§ **WHAT YOU ARE ASKED TO DO**:
Word for word, quote all of the material, omitting the pictures.

[MATERIAL SHOWN start]

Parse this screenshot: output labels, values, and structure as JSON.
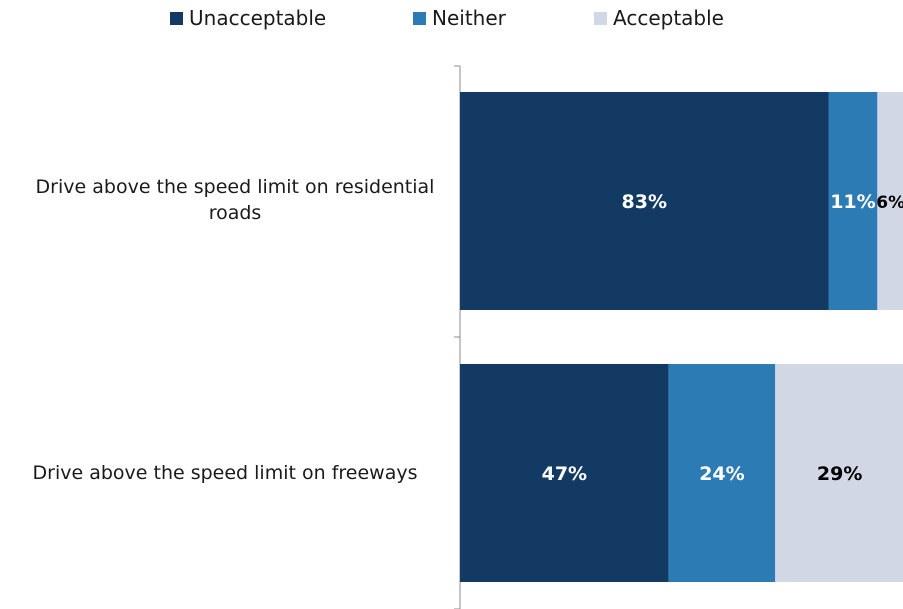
{
  "chart_data": {
    "type": "bar",
    "orientation": "horizontal",
    "stacked": true,
    "categories": [
      "Drive above the speed limit on residential roads",
      "Drive above the speed limit on freeways"
    ],
    "series": [
      {
        "name": "Unacceptable",
        "color": "#133a63",
        "values": [
          83,
          47
        ],
        "labels": [
          "83%",
          "47%"
        ],
        "label_color": "#ffffff"
      },
      {
        "name": "Neither",
        "color": "#2c7bb4",
        "values": [
          11,
          24
        ],
        "labels": [
          "11%",
          "24%"
        ],
        "label_color": "#ffffff"
      },
      {
        "name": "Acceptable",
        "color": "#d2d7e6",
        "values": [
          6,
          29
        ],
        "labels": [
          "6%",
          "29%"
        ],
        "label_color": "#000000"
      }
    ],
    "xlim": [
      0,
      100
    ],
    "legend_position": "top",
    "grid": false
  }
}
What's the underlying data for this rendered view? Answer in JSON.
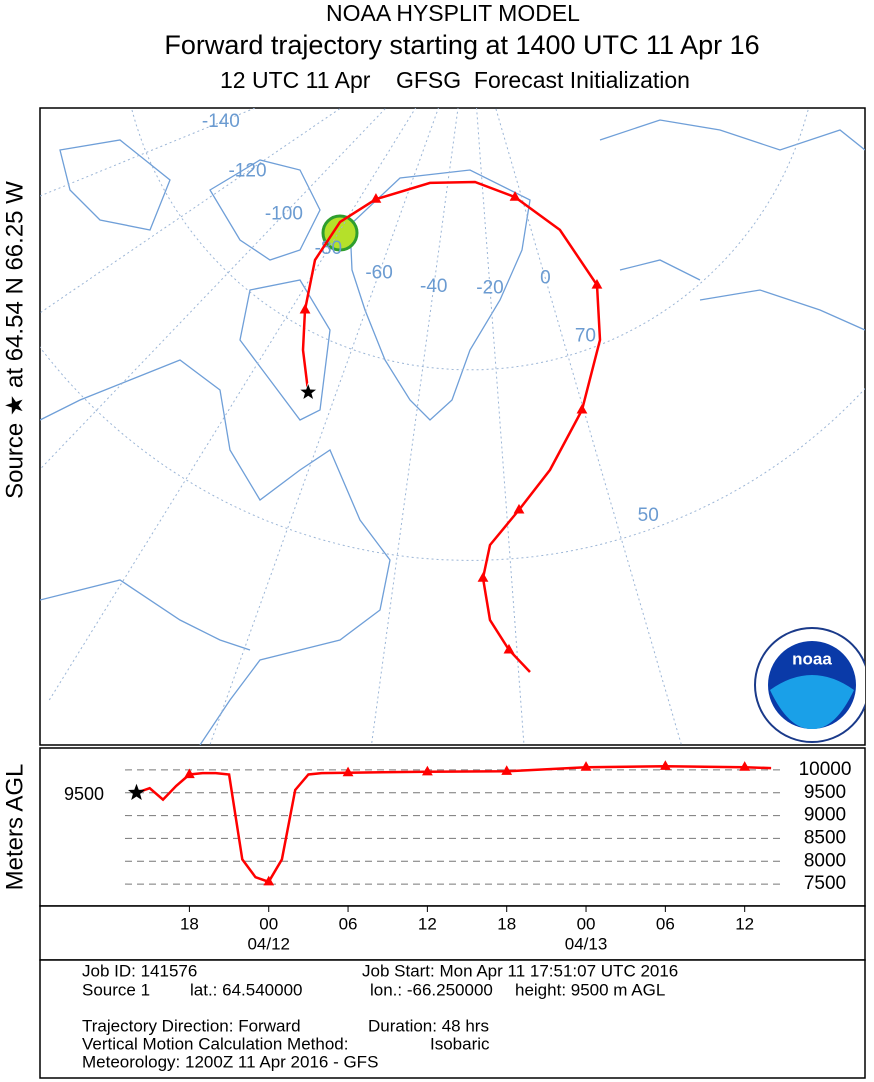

[MATERIAL SHOWN end]

§ **SOLUTION TO THE PROBLEM**:
Parse this screenshot: output labels, values, and structure as JSON.
{
  "chart_data": {
    "type": "bar",
    "orientation": "horizontal",
    "stacked": true,
    "categories": [
      "Drive above the speed limit on residential roads",
      "Drive above the speed limit on freeways"
    ],
    "series": [
      {
        "name": "Unacceptable",
        "color": "#133a63",
        "values": [
          83,
          47
        ],
        "labels": [
          "83%",
          "47%"
        ],
        "label_color": "#ffffff"
      },
      {
        "name": "Neither",
        "color": "#2c7bb4",
        "values": [
          11,
          24
        ],
        "labels": [
          "11%",
          "24%"
        ],
        "label_color": "#ffffff"
      },
      {
        "name": "Acceptable",
        "color": "#d2d7e6",
        "values": [
          6,
          29
        ],
        "labels": [
          "6%",
          "29%"
        ],
        "label_color": "#000000"
      }
    ],
    "xlim": [
      0,
      100
    ],
    "legend_position": "top",
    "grid": false
  }
}
What's the underlying data for this rendered view? Answer in JSON.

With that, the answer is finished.